— START —

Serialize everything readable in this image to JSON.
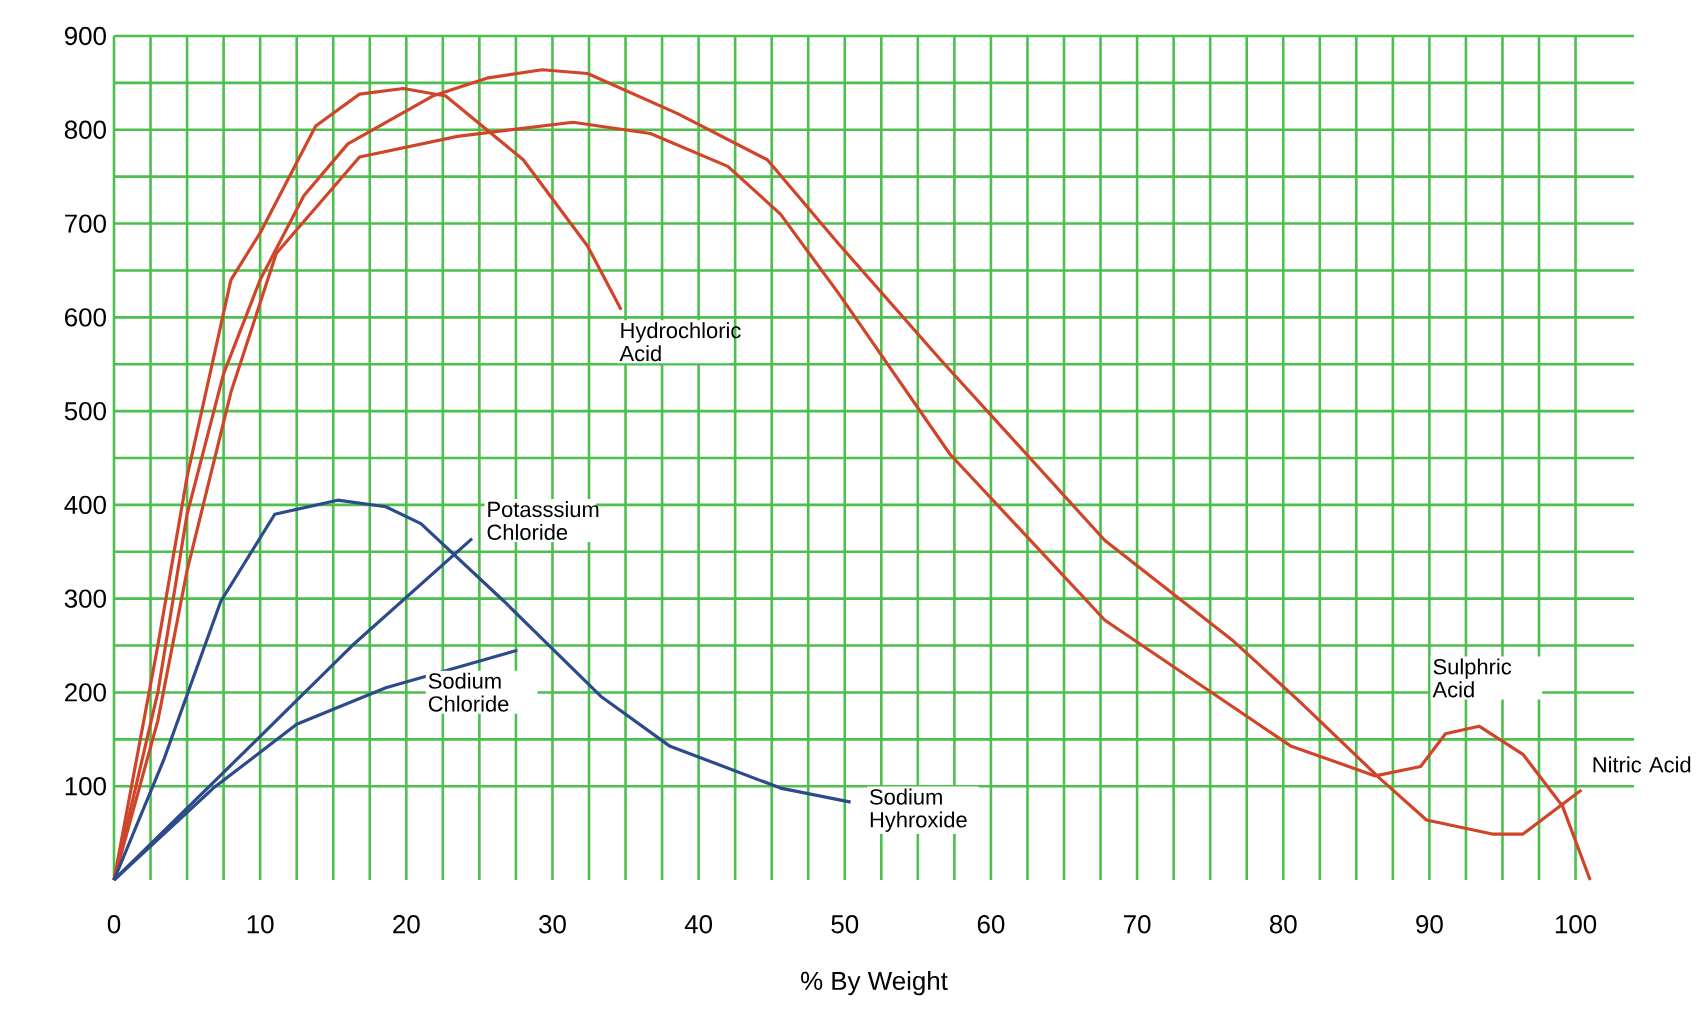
{
  "chart_data": {
    "type": "line",
    "xlabel": "% By Weight",
    "xlim": [
      0,
      104
    ],
    "ylim": [
      0,
      900
    ],
    "xticks": [
      0,
      10,
      20,
      30,
      40,
      50,
      60,
      70,
      80,
      90,
      100
    ],
    "yticks": [
      100,
      200,
      300,
      400,
      500,
      600,
      700,
      800,
      900
    ],
    "grid": true,
    "marker": "none",
    "line_style": "solid",
    "series": [
      {
        "name": "Hydrochloric Acid",
        "color": "#d0452a",
        "x": [
          0,
          3,
          5,
          8,
          10,
          13.8,
          16.8,
          19.8,
          22.7,
          28,
          32.4,
          34.7
        ],
        "values": [
          0,
          250,
          430,
          640,
          690,
          804,
          838,
          844,
          836,
          768,
          676,
          608
        ]
      },
      {
        "name": "Nitric Acid",
        "color": "#d0452a",
        "x": [
          0,
          3,
          5,
          7.5,
          10,
          13,
          16,
          21.8,
          25.5,
          29.3,
          32.4,
          38.6,
          44.7,
          49.6,
          56.6,
          67.8,
          76.5,
          81,
          86.7,
          89.8,
          94.3,
          96.4,
          100.4
        ],
        "values": [
          0,
          200,
          390,
          540,
          640,
          730,
          785,
          836,
          855,
          864,
          860,
          817,
          768,
          678,
          554,
          362,
          256,
          192,
          107,
          64,
          49,
          49,
          96
        ]
      },
      {
        "name": "Sulphric Acid",
        "color": "#d0452a",
        "x": [
          0,
          3,
          5,
          8,
          11.1,
          16.8,
          23.5,
          31.4,
          36.7,
          42,
          45.6,
          49.6,
          57.2,
          67.8,
          80.5,
          86.3,
          89.4,
          91.1,
          93.4,
          96.4,
          99.1,
          101
        ],
        "values": [
          0,
          170,
          330,
          520,
          668,
          771,
          793,
          808,
          796,
          761,
          710,
          625,
          454,
          277,
          143,
          111,
          121,
          156,
          164,
          134,
          79,
          0
        ]
      },
      {
        "name": "Sodium Hyhroxide",
        "color": "#2d4a8a",
        "x": [
          0,
          3.4,
          7.3,
          11,
          15.3,
          18.6,
          21,
          26.7,
          33.3,
          38,
          45.6,
          50.4
        ],
        "values": [
          0,
          128,
          297,
          390,
          405,
          398,
          380,
          297,
          196,
          143,
          98,
          83
        ]
      },
      {
        "name": "Potasssium Chloride",
        "color": "#2d4a8a",
        "x": [
          0,
          6.8,
          16.3,
          24.5
        ],
        "values": [
          0,
          104,
          250,
          364
        ]
      },
      {
        "name": "Sodium Chloride",
        "color": "#2d4a8a",
        "x": [
          0,
          6.8,
          12.5,
          18.6,
          27.6
        ],
        "values": [
          0,
          98,
          166,
          205,
          245
        ]
      }
    ]
  }
}
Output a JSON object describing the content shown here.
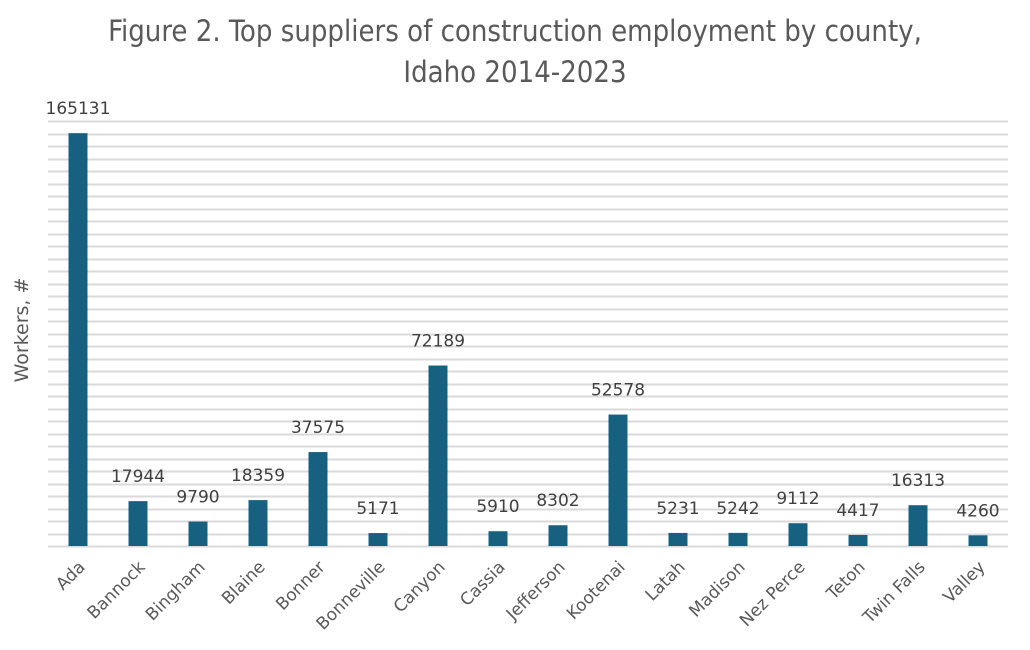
{
  "chart_data": {
    "type": "bar",
    "title_line1": "Figure 2. Top suppliers of construction employment by county,",
    "title_line2": "Idaho 2014-2023",
    "title": "Figure 2. Top suppliers of construction employment by county, Idaho 2014-2023",
    "xlabel": "",
    "ylabel": "Workers, #",
    "ylim": [
      0,
      170000
    ],
    "grid_step": 5000,
    "grid": true,
    "legend": "none",
    "bar_color": "#17607F",
    "categories": [
      "Ada",
      "Bannock",
      "Bingham",
      "Blaine",
      "Bonner",
      "Bonneville",
      "Canyon",
      "Cassia",
      "Jefferson",
      "Kootenai",
      "Latah",
      "Madison",
      "Nez Perce",
      "Teton",
      "Twin Falls",
      "Valley"
    ],
    "values": [
      165131,
      17944,
      9790,
      18359,
      37575,
      5171,
      72189,
      5910,
      8302,
      52578,
      5231,
      5242,
      9112,
      4417,
      16313,
      4260
    ]
  }
}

— END —

[Written exercise] Pictures in the records must not appear in the copy; transcribe everything else precisely.

[Task response]
Serialize everything readable in this image to JSON.
{
  "chart_data": {
    "type": "line",
    "xlabel": "% By Weight",
    "xlim": [
      0,
      104
    ],
    "ylim": [
      0,
      900
    ],
    "xticks": [
      0,
      10,
      20,
      30,
      40,
      50,
      60,
      70,
      80,
      90,
      100
    ],
    "yticks": [
      100,
      200,
      300,
      400,
      500,
      600,
      700,
      800,
      900
    ],
    "grid": true,
    "marker": "none",
    "line_style": "solid",
    "series": [
      {
        "name": "Hydrochloric Acid",
        "color": "#d0452a",
        "x": [
          0,
          3,
          5,
          8,
          10,
          13.8,
          16.8,
          19.8,
          22.7,
          28,
          32.4,
          34.7
        ],
        "values": [
          0,
          250,
          430,
          640,
          690,
          804,
          838,
          844,
          836,
          768,
          676,
          608
        ]
      },
      {
        "name": "Nitric Acid",
        "color": "#d0452a",
        "x": [
          0,
          3,
          5,
          7.5,
          10,
          13,
          16,
          21.8,
          25.5,
          29.3,
          32.4,
          38.6,
          44.7,
          49.6,
          56.6,
          67.8,
          76.5,
          81,
          86.7,
          89.8,
          94.3,
          96.4,
          100.4
        ],
        "values": [
          0,
          200,
          390,
          540,
          640,
          730,
          785,
          836,
          855,
          864,
          860,
          817,
          768,
          678,
          554,
          362,
          256,
          192,
          107,
          64,
          49,
          49,
          96
        ]
      },
      {
        "name": "Sulphric Acid",
        "color": "#d0452a",
        "x": [
          0,
          3,
          5,
          8,
          11.1,
          16.8,
          23.5,
          31.4,
          36.7,
          42,
          45.6,
          49.6,
          57.2,
          67.8,
          80.5,
          86.3,
          89.4,
          91.1,
          93.4,
          96.4,
          99.1,
          101
        ],
        "values": [
          0,
          170,
          330,
          520,
          668,
          771,
          793,
          808,
          796,
          761,
          710,
          625,
          454,
          277,
          143,
          111,
          121,
          156,
          164,
          134,
          79,
          0
        ]
      },
      {
        "name": "Sodium Hyhroxide",
        "color": "#2d4a8a",
        "x": [
          0,
          3.4,
          7.3,
          11,
          15.3,
          18.6,
          21,
          26.7,
          33.3,
          38,
          45.6,
          50.4
        ],
        "values": [
          0,
          128,
          297,
          390,
          405,
          398,
          380,
          297,
          196,
          143,
          98,
          83
        ]
      },
      {
        "name": "Potasssium Chloride",
        "color": "#2d4a8a",
        "x": [
          0,
          6.8,
          16.3,
          24.5
        ],
        "values": [
          0,
          104,
          250,
          364
        ]
      },
      {
        "name": "Sodium Chloride",
        "color": "#2d4a8a",
        "x": [
          0,
          6.8,
          12.5,
          18.6,
          27.6
        ],
        "values": [
          0,
          98,
          166,
          205,
          245
        ]
      }
    ]
  }
}
Output a JSON object describing the content shown here.
{
  "chart_data": {
    "type": "bar",
    "title_line1": "Figure 2. Top suppliers of construction employment by county,",
    "title_line2": "Idaho 2014-2023",
    "title": "Figure 2. Top suppliers of construction employment by county, Idaho 2014-2023",
    "xlabel": "",
    "ylabel": "Workers, #",
    "ylim": [
      0,
      170000
    ],
    "grid_step": 5000,
    "grid": true,
    "legend": "none",
    "bar_color": "#17607F",
    "categories": [
      "Ada",
      "Bannock",
      "Bingham",
      "Blaine",
      "Bonner",
      "Bonneville",
      "Canyon",
      "Cassia",
      "Jefferson",
      "Kootenai",
      "Latah",
      "Madison",
      "Nez Perce",
      "Teton",
      "Twin Falls",
      "Valley"
    ],
    "values": [
      165131,
      17944,
      9790,
      18359,
      37575,
      5171,
      72189,
      5910,
      8302,
      52578,
      5231,
      5242,
      9112,
      4417,
      16313,
      4260
    ]
  }
}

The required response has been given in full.